■ **Listing**

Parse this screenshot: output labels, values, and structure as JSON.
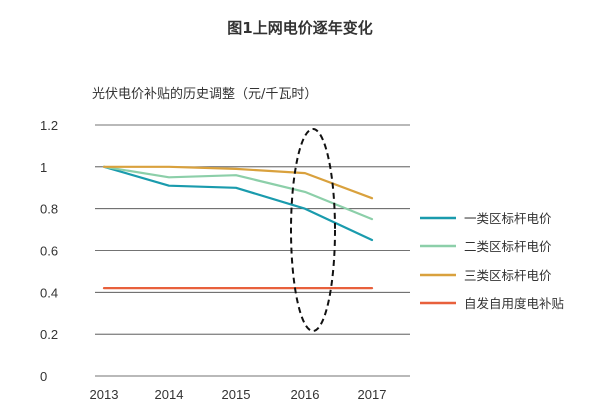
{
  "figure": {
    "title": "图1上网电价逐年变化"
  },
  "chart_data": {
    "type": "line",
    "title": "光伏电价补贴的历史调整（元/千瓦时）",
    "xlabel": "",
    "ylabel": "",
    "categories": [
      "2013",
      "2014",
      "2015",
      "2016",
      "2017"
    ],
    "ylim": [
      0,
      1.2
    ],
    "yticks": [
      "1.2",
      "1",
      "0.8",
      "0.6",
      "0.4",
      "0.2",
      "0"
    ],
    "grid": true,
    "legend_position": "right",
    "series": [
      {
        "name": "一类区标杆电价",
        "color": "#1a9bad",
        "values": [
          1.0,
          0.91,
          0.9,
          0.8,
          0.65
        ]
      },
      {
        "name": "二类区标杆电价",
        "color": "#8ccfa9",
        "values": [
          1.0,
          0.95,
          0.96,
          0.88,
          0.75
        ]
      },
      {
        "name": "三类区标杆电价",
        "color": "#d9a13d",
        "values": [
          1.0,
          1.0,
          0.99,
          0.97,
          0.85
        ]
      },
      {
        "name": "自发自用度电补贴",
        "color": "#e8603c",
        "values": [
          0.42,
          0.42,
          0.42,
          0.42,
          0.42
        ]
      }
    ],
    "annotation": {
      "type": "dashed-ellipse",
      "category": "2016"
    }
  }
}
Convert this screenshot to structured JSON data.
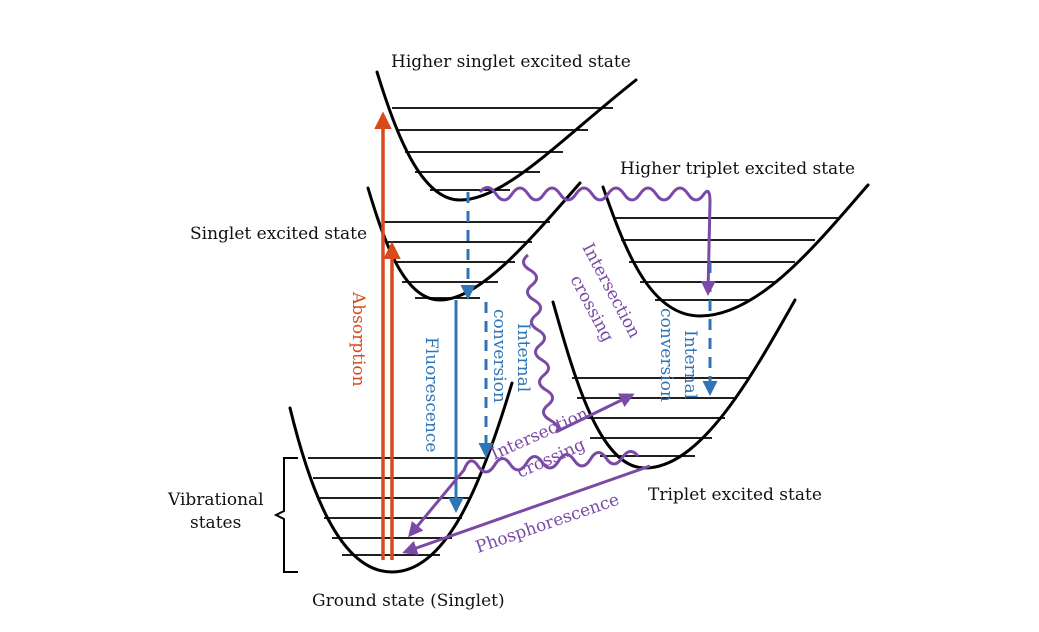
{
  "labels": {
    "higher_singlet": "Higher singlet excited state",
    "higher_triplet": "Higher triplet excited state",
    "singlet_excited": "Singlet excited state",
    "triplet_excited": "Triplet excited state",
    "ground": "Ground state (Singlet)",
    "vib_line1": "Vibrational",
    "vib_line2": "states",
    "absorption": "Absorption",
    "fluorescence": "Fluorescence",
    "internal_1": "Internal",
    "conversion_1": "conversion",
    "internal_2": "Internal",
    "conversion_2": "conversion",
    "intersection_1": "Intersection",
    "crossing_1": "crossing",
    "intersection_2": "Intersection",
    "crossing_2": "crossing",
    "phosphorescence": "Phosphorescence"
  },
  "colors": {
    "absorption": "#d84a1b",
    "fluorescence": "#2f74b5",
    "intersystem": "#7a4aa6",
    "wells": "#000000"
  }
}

■ **Exercise objective**
Using the listing above, gather each line that holds the string "Intersection" and copy it.

■ **Written answer**
    "intersection_1": "Intersection",
    "intersection_2": "Intersection",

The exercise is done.